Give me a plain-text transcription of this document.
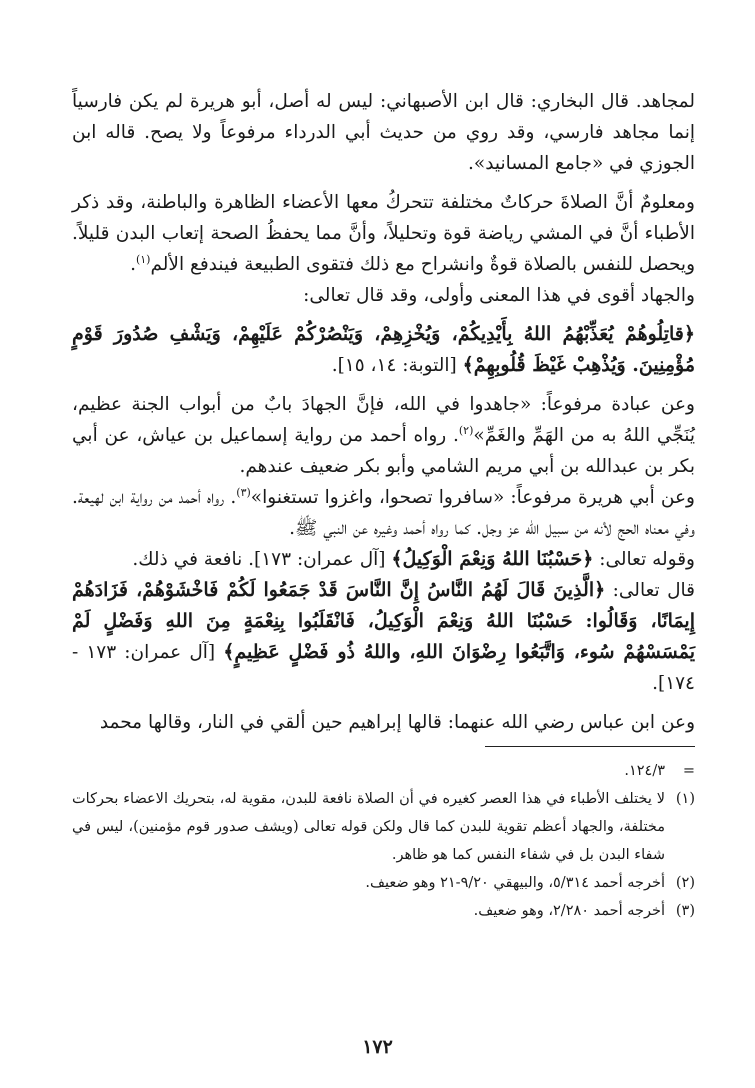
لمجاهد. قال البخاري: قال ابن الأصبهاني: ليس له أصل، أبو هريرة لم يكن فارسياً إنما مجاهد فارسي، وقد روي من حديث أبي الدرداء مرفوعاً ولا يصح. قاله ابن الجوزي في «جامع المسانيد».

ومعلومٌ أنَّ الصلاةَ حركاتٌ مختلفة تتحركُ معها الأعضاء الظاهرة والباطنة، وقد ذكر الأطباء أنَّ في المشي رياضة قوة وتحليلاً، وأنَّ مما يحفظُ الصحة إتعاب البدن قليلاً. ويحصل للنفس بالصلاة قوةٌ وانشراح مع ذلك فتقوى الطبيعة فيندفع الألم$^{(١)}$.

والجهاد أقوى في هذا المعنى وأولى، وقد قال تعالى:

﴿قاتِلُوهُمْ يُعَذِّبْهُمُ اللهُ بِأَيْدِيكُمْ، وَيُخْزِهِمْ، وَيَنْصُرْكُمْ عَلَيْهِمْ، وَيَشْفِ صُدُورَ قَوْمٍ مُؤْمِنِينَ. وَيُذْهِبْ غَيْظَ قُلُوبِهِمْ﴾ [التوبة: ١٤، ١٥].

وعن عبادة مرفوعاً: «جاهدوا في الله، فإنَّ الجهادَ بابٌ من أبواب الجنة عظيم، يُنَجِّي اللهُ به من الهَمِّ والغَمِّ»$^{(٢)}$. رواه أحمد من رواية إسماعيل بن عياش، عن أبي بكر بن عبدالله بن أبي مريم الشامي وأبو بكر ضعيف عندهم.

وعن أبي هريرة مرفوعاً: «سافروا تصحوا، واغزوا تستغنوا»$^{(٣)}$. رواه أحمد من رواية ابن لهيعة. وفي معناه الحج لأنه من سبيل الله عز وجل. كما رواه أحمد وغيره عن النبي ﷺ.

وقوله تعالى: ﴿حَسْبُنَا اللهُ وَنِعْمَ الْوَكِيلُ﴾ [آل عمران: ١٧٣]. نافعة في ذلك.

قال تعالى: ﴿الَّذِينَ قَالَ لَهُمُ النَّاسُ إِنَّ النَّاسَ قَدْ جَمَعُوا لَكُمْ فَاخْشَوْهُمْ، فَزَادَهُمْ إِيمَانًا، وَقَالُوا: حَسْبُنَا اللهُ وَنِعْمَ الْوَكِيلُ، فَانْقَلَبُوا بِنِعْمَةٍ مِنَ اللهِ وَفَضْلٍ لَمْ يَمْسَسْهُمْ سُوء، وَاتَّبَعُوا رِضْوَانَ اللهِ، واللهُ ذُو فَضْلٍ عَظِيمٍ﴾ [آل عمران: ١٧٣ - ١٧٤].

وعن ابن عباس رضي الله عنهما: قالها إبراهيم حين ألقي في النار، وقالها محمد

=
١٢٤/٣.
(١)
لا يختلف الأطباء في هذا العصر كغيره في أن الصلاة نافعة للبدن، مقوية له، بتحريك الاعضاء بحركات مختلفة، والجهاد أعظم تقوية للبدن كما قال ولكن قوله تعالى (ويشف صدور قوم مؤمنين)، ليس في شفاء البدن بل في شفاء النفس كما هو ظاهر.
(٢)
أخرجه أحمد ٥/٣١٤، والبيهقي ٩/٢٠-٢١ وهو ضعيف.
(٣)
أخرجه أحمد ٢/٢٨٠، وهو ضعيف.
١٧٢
---
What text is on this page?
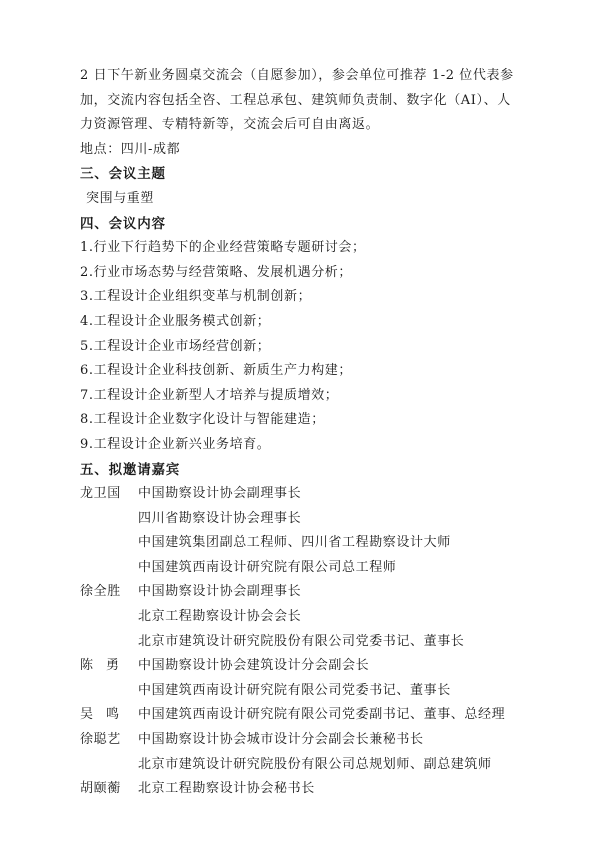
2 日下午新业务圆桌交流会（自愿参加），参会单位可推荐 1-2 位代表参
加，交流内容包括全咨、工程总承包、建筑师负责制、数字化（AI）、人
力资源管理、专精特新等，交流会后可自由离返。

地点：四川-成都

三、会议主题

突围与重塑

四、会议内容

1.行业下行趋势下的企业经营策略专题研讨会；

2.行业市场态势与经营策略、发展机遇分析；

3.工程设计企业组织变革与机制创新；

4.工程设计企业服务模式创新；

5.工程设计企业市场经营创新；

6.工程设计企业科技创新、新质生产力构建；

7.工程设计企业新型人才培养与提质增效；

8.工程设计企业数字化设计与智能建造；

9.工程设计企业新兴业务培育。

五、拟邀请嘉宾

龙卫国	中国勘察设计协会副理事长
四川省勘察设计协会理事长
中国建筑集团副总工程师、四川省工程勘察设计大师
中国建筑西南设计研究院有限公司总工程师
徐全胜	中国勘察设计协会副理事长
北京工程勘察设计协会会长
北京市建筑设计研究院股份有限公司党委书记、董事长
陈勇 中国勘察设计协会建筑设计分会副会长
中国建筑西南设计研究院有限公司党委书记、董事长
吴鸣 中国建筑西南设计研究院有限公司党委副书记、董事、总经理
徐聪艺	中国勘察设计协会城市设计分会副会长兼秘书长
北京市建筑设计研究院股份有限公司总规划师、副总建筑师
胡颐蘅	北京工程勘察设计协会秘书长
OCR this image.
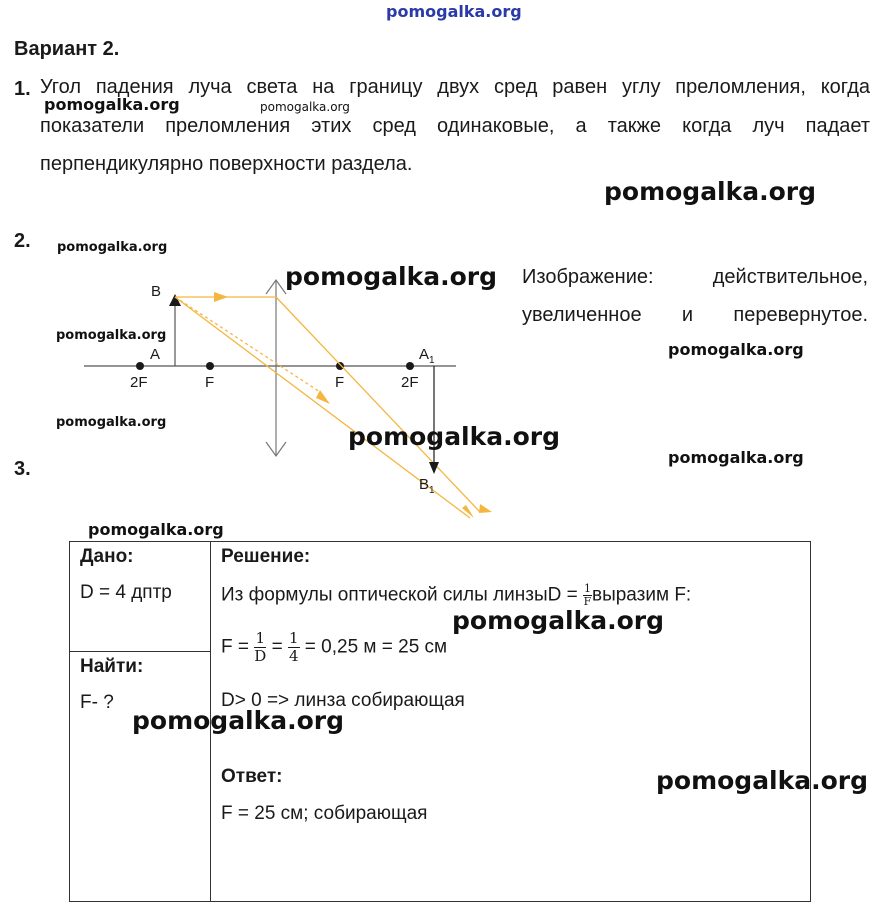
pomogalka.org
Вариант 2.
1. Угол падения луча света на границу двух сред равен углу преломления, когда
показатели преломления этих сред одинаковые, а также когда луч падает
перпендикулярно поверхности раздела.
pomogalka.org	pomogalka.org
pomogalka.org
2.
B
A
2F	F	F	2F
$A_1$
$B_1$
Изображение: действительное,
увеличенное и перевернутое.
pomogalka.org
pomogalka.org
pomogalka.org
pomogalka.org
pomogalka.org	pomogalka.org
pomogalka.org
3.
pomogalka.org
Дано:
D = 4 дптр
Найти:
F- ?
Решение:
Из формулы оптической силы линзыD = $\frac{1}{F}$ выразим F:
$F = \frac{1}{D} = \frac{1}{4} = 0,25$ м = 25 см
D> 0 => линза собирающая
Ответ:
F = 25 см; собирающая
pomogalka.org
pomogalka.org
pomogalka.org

PROBLEM DETAILS →
Where does the word "والجهاد" appear in the listing? List each line that holds it.

SOLUTION TO THIS TASK →
والجهاد أقوى في هذا المعنى وأولى، وقد قال تعالى:
لا يختلف الأطباء في هذا العصر كغيره في أن الصلاة نافعة للبدن، مقوية له، بتحريك الاعضاء بحركات مختلفة، والجهاد أعظم تقوية للبدن كما قال ولكن قوله تعالى (ويشف صدور قوم مؤمنين)، ليس في شفاء البدن بل في شفاء النفس كما هو ظاهر.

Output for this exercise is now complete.